(Data entries)
= = = = =

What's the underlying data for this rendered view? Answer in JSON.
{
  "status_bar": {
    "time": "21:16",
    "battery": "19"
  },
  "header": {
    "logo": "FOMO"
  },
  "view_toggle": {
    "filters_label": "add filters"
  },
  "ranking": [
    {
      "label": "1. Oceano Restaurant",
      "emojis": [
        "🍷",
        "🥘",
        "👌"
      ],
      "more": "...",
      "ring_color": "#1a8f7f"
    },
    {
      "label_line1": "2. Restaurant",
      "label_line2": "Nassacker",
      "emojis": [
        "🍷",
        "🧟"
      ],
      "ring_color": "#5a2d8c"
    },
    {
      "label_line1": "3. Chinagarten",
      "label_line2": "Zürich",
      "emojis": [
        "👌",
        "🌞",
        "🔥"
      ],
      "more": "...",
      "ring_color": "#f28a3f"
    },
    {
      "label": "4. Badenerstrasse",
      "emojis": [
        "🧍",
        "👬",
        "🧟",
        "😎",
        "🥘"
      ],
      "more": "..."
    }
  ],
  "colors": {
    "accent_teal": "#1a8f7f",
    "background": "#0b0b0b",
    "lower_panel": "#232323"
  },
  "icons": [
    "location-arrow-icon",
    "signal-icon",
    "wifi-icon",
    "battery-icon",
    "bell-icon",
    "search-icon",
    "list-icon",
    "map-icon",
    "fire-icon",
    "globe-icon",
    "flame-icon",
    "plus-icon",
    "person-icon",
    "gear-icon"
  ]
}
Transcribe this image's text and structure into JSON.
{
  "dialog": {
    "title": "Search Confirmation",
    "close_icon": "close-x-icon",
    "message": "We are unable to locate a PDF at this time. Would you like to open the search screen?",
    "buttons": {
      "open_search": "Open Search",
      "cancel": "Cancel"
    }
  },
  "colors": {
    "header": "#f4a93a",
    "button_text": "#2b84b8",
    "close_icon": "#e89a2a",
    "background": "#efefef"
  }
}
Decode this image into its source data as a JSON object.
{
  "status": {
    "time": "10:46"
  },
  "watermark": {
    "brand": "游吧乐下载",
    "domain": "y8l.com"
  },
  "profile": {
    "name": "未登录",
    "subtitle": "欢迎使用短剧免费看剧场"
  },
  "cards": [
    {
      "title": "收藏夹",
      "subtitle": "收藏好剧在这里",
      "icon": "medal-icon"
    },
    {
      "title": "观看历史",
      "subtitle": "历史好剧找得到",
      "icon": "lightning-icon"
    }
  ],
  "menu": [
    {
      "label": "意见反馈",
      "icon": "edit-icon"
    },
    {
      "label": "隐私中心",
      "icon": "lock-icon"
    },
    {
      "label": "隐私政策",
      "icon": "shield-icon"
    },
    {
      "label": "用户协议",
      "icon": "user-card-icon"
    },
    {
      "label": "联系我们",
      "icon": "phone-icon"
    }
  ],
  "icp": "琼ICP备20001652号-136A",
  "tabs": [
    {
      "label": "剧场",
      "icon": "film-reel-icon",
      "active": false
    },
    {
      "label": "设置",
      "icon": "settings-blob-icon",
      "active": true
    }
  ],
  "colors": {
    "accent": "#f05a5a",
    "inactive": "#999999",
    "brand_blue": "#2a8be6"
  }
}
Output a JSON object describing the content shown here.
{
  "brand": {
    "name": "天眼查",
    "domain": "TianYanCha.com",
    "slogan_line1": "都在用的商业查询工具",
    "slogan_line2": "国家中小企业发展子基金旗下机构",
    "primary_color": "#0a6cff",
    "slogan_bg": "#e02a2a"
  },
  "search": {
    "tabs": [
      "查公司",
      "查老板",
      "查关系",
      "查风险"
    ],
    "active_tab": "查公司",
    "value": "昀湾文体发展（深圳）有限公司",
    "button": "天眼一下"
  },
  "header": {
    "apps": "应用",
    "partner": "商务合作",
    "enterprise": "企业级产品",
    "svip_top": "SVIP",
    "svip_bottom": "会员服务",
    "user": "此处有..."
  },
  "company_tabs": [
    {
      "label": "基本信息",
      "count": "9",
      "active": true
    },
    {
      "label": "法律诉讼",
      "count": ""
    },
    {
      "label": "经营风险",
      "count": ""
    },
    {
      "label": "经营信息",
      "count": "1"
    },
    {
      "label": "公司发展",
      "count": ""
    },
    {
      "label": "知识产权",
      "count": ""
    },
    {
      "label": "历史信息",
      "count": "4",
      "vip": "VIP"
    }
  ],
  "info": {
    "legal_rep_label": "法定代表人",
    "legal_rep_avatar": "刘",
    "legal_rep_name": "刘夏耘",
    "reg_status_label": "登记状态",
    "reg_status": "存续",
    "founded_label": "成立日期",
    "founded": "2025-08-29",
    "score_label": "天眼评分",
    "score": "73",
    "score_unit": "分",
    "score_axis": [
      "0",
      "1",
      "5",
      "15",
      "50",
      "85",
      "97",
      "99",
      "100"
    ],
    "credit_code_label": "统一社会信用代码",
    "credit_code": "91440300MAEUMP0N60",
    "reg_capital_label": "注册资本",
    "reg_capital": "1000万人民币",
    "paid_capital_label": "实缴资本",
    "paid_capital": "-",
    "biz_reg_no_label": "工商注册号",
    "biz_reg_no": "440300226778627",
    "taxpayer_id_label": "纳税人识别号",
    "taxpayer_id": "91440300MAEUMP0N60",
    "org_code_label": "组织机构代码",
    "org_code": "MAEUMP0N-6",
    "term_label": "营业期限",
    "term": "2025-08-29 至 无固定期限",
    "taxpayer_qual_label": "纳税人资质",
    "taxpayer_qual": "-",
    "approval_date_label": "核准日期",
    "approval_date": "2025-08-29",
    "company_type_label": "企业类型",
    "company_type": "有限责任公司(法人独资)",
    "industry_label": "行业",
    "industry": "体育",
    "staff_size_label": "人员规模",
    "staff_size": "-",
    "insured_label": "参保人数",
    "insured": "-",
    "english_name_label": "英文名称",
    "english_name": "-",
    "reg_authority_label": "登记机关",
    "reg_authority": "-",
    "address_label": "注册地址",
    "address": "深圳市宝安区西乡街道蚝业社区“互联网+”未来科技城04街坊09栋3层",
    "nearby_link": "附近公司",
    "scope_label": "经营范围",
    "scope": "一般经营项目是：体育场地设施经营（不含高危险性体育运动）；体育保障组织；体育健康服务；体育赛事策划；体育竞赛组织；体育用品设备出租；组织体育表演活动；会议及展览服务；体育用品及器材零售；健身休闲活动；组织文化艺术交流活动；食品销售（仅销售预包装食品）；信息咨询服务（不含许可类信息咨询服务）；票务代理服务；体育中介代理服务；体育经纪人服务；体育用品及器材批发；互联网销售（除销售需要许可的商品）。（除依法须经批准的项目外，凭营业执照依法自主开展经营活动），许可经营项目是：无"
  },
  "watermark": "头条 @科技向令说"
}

= = = = =

● REQUIRED WORK
Copy each record from above exactly, and include every line.

● TASK SOLUTION
What's the underlying data for this rendered view? Answer in JSON.
{
  "status_bar": {
    "time": "21:16",
    "battery": "19"
  },
  "header": {
    "logo": "FOMO"
  },
  "view_toggle": {
    "filters_label": "add filters"
  },
  "ranking": [
    {
      "label": "1. Oceano Restaurant",
      "emojis": [
        "🍷",
        "🥘",
        "👌"
      ],
      "more": "...",
      "ring_color": "#1a8f7f"
    },
    {
      "label_line1": "2. Restaurant",
      "label_line2": "Nassacker",
      "emojis": [
        "🍷",
        "🧟"
      ],
      "ring_color": "#5a2d8c"
    },
    {
      "label_line1": "3. Chinagarten",
      "label_line2": "Zürich",
      "emojis": [
        "👌",
        "🌞",
        "🔥"
      ],
      "more": "...",
      "ring_color": "#f28a3f"
    },
    {
      "label": "4. Badenerstrasse",
      "emojis": [
        "🧍",
        "👬",
        "🧟",
        "😎",
        "🥘"
      ],
      "more": "..."
    }
  ],
  "colors": {
    "accent_teal": "#1a8f7f",
    "background": "#0b0b0b",
    "lower_panel": "#232323"
  },
  "icons": [
    "location-arrow-icon",
    "signal-icon",
    "wifi-icon",
    "battery-icon",
    "bell-icon",
    "search-icon",
    "list-icon",
    "map-icon",
    "fire-icon",
    "globe-icon",
    "flame-icon",
    "plus-icon",
    "person-icon",
    "gear-icon"
  ]
}
Transcribe this image's text and structure into JSON.
{
  "dialog": {
    "title": "Search Confirmation",
    "close_icon": "close-x-icon",
    "message": "We are unable to locate a PDF at this time. Would you like to open the search screen?",
    "buttons": {
      "open_search": "Open Search",
      "cancel": "Cancel"
    }
  },
  "colors": {
    "header": "#f4a93a",
    "button_text": "#2b84b8",
    "close_icon": "#e89a2a",
    "background": "#efefef"
  }
}
Decode this image into its source data as a JSON object.
{
  "status": {
    "time": "10:46"
  },
  "watermark": {
    "brand": "游吧乐下载",
    "domain": "y8l.com"
  },
  "profile": {
    "name": "未登录",
    "subtitle": "欢迎使用短剧免费看剧场"
  },
  "cards": [
    {
      "title": "收藏夹",
      "subtitle": "收藏好剧在这里",
      "icon": "medal-icon"
    },
    {
      "title": "观看历史",
      "subtitle": "历史好剧找得到",
      "icon": "lightning-icon"
    }
  ],
  "menu": [
    {
      "label": "意见反馈",
      "icon": "edit-icon"
    },
    {
      "label": "隐私中心",
      "icon": "lock-icon"
    },
    {
      "label": "隐私政策",
      "icon": "shield-icon"
    },
    {
      "label": "用户协议",
      "icon": "user-card-icon"
    },
    {
      "label": "联系我们",
      "icon": "phone-icon"
    }
  ],
  "icp": "琼ICP备20001652号-136A",
  "tabs": [
    {
      "label": "剧场",
      "icon": "film-reel-icon",
      "active": false
    },
    {
      "label": "设置",
      "icon": "settings-blob-icon",
      "active": true
    }
  ],
  "colors": {
    "accent": "#f05a5a",
    "inactive": "#999999",
    "brand_blue": "#2a8be6"
  }
}
Output a JSON object describing the content shown here.
{
  "brand": {
    "name": "天眼查",
    "domain": "TianYanCha.com",
    "slogan_line1": "都在用的商业查询工具",
    "slogan_line2": "国家中小企业发展子基金旗下机构",
    "primary_color": "#0a6cff",
    "slogan_bg": "#e02a2a"
  },
  "search": {
    "tabs": [
      "查公司",
      "查老板",
      "查关系",
      "查风险"
    ],
    "active_tab": "查公司",
    "value": "昀湾文体发展（深圳）有限公司",
    "button": "天眼一下"
  },
  "header": {
    "apps": "应用",
    "partner": "商务合作",
    "enterprise": "企业级产品",
    "svip_top": "SVIP",
    "svip_bottom": "会员服务",
    "user": "此处有..."
  },
  "company_tabs": [
    {
      "label": "基本信息",
      "count": "9",
      "active": true
    },
    {
      "label": "法律诉讼",
      "count": ""
    },
    {
      "label": "经营风险",
      "count": ""
    },
    {
      "label": "经营信息",
      "count": "1"
    },
    {
      "label": "公司发展",
      "count": ""
    },
    {
      "label": "知识产权",
      "count": ""
    },
    {
      "label": "历史信息",
      "count": "4",
      "vip": "VIP"
    }
  ],
  "info": {
    "legal_rep_label": "法定代表人",
    "legal_rep_avatar": "刘",
    "legal_rep_name": "刘夏耘",
    "reg_status_label": "登记状态",
    "reg_status": "存续",
    "founded_label": "成立日期",
    "founded": "2025-08-29",
    "score_label": "天眼评分",
    "score": "73",
    "score_unit": "分",
    "score_axis": [
      "0",
      "1",
      "5",
      "15",
      "50",
      "85",
      "97",
      "99",
      "100"
    ],
    "credit_code_label": "统一社会信用代码",
    "credit_code": "91440300MAEUMP0N60",
    "reg_capital_label": "注册资本",
    "reg_capital": "1000万人民币",
    "paid_capital_label": "实缴资本",
    "paid_capital": "-",
    "biz_reg_no_label": "工商注册号",
    "biz_reg_no": "440300226778627",
    "taxpayer_id_label": "纳税人识别号",
    "taxpayer_id": "91440300MAEUMP0N60",
    "org_code_label": "组织机构代码",
    "org_code": "MAEUMP0N-6",
    "term_label": "营业期限",
    "term": "2025-08-29 至 无固定期限",
    "taxpayer_qual_label": "纳税人资质",
    "taxpayer_qual": "-",
    "approval_date_label": "核准日期",
    "approval_date": "2025-08-29",
    "company_type_label": "企业类型",
    "company_type": "有限责任公司(法人独资)",
    "industry_label": "行业",
    "industry": "体育",
    "staff_size_label": "人员规模",
    "staff_size": "-",
    "insured_label": "参保人数",
    "insured": "-",
    "english_name_label": "英文名称",
    "english_name": "-",
    "reg_authority_label": "登记机关",
    "reg_authority": "-",
    "address_label": "注册地址",
    "address": "深圳市宝安区西乡街道蚝业社区“互联网+”未来科技城04街坊09栋3层",
    "nearby_link": "附近公司",
    "scope_label": "经营范围",
    "scope": "一般经营项目是：体育场地设施经营（不含高危险性体育运动）；体育保障组织；体育健康服务；体育赛事策划；体育竞赛组织；体育用品设备出租；组织体育表演活动；会议及展览服务；体育用品及器材零售；健身休闲活动；组织文化艺术交流活动；食品销售（仅销售预包装食品）；信息咨询服务（不含许可类信息咨询服务）；票务代理服务；体育中介代理服务；体育经纪人服务；体育用品及器材批发；互联网销售（除销售需要许可的商品）。（除依法须经批准的项目外，凭营业执照依法自主开展经营活动），许可经营项目是：无"
  },
  "watermark": "头条 @科技向令说"
}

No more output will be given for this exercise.